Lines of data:
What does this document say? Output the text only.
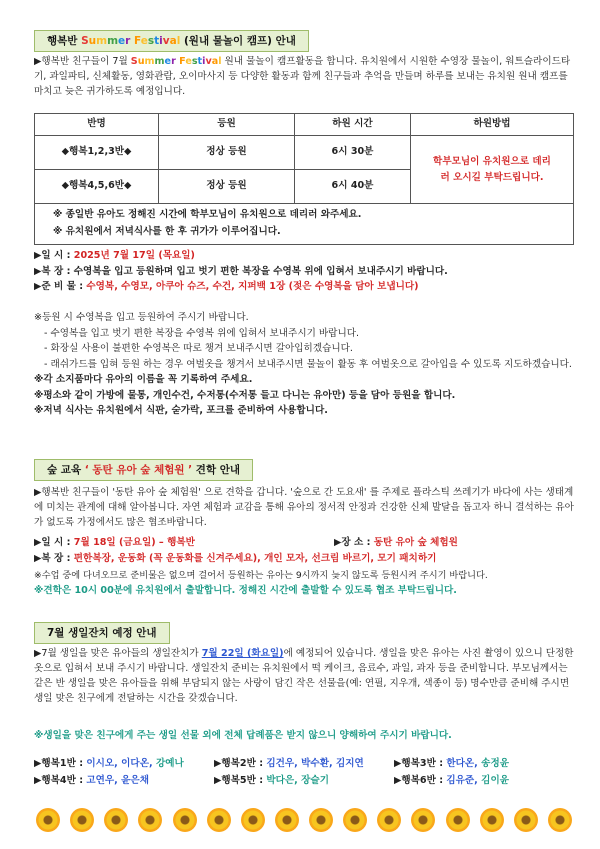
행복반 Summer Festival (원내 물놀이 캠프) 안내

▶행복반 친구들이 7월 Summer Festival 원내 물놀이 캠프활동을 합니다. 유치원에서 시원한 수영장 물놀이, 워트슬라이드타기, 과일파티, 신체활동, 영화관람, 오이마사지 등 다양한 활동과 함께 친구들과 추억을 만들며 하루를 보내는 유치원 원내 캠프를 마치고 늦은 귀가하도록 예정입니다.

반명	등원	하원 시간	하원방법
◆행복1,2,3반◆	정상 등원	6시 30분	학부모님이 유치원으로 데리러 오시길 부탁드립니다.
◆행복4,5,6반◆	정상 등원	6시 40분	
※ 종일반 유아도 정해진 시간에 학부모님이 유치원으로 데리러 와주세요.
※ 유치원에서 저녁식사를 한 후 귀가가 이루어집니다.
▶일 시 : 2025년 7월 17일 (목요일)
▶복 장 : 수영복을 입고 등원하며 입고 벗기 편한 복장을 수영복 위에 입혀서 보내주시기 바랍니다.
▶준 비 물 : 수영복, 수영모, 아쿠아 슈즈, 수건, 지퍼백 1장 (젖은 수영복을 담아 보냅니다)
※등원 시 수영복을 입고 등원하여 주시기 바랍니다.
- 수영복을 입고 벗기 편한 복장을 수영복 위에 입혀서 보내주시기 바랍니다.
- 화장실 사용이 불편한 수영복은 따로 챙겨 보내주시면 갈아입히겠습니다.
- 래쉬가드를 입혀 등원 하는 경우 여벌옷을 챙겨서 보내주시면 물놀이 활동 후 여벌옷으로 갈아입을 수 있도록 지도하겠습니다.
※각 소지품마다 유아의 이름을 꼭 기록하여 주세요.
※평소와 같이 가방에 물통, 개인수건, 수저통(수저통 들고 다니는 유아만) 등을 담아 등원을 합니다.
※저녁 식사는 유치원에서 식판, 숟가락, 포크를 준비하여 사용합니다.
숲 교육 ‘ 동탄 유아 숲 체험원 ’ 견학 안내

▶행복반 친구들이 '동탄 유아 숲 체험원' 으로 견학을 갑니다. '숲으로 간 도요새' 를 주제로 플라스틱 쓰레기가 바다에 사는 생태계에 미치는 관계에 대해 알아봅니다. 자연 체험과 교감을 통해 유아의 정서적 안정과 건강한 신체 발달을 돕고자 하니 결석하는 유아가 없도록 가정에서도 많은 협조바랍니다.

▶일 시 : 7월 18일 (금요일) – 행복반	▶장 소 : 동탄 유아 숲 체험원
▶복 장 : 편한복장, 운동화 (꼭 운동화를 신겨주세요), 개인 모자, 선크림 바르기, 모기 패치하기
※수업 중에 다녀오므로 준비물은 없으며 걸어서 등원하는 유아는 9시까지 늦지 않도록 등원시켜 주시기 바랍니다.
※견학은 10시 00분에 유치원에서 출발합니다. 정해진 시간에 출발할 수 있도록 협조 부탁드립니다.
7월 생일잔치 예정 안내

▶7월 생일을 맞은 유아들의 생일잔치가 7월 22일 (화요일)에 예정되어 있습니다. 생일을 맞은 유아는 사진 촬영이 있으니 단정한 옷으로 입혀서 보내 주시기 바랍니다. 생일잔치 준비는 유치원에서 떡 케이크, 음료수, 과일, 과자 등을 준비합니다. 부모님께서는 같은 반 생일을 맞은 유아들을 위해 부담되지 않는 사랑이 담긴 작은 선물을(예: 연필, 지우개, 색종이 등) 명수만큼 준비해 주시면 생일 맞은 친구에게 전달하는 시간을 갖겠습니다.

※생일을 맞은 친구에게 주는 생일 선물 외에 전체 답례품은 받지 않으니 양해하여 주시기 바랍니다.
▶행복1반 : 이시오, 이다온, 강예나	▶행복2반 : 김건우, 박수환, 김지연	▶행복3반 : 한다온, 송정윤
▶행복4반 : 고연우, 윤은채	▶행복5반 : 박다은, 장슬기	▶행복6반 : 김유준, 김이윤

### Your objective
Find the string "Festival" in the records, then copy each line where it occurs.

### In response
행복반 Summer Festival (원내 물놀이 캠프) 안내
▶행복반 친구들이 7월 Summer Festival 원내 물놀이 캠프활동을 합니다. 유치원에서 시원한 수영장 물놀이, 워트슬라이드타기, 과일파티, 신체활동, 영화관람, 오이마사지 등 다양한 활동과 함께 친구들과 추억을 만들며 하루를 보내는 유치원 원내 캠프를 마치고 늦은 귀가하도록 예정입니다.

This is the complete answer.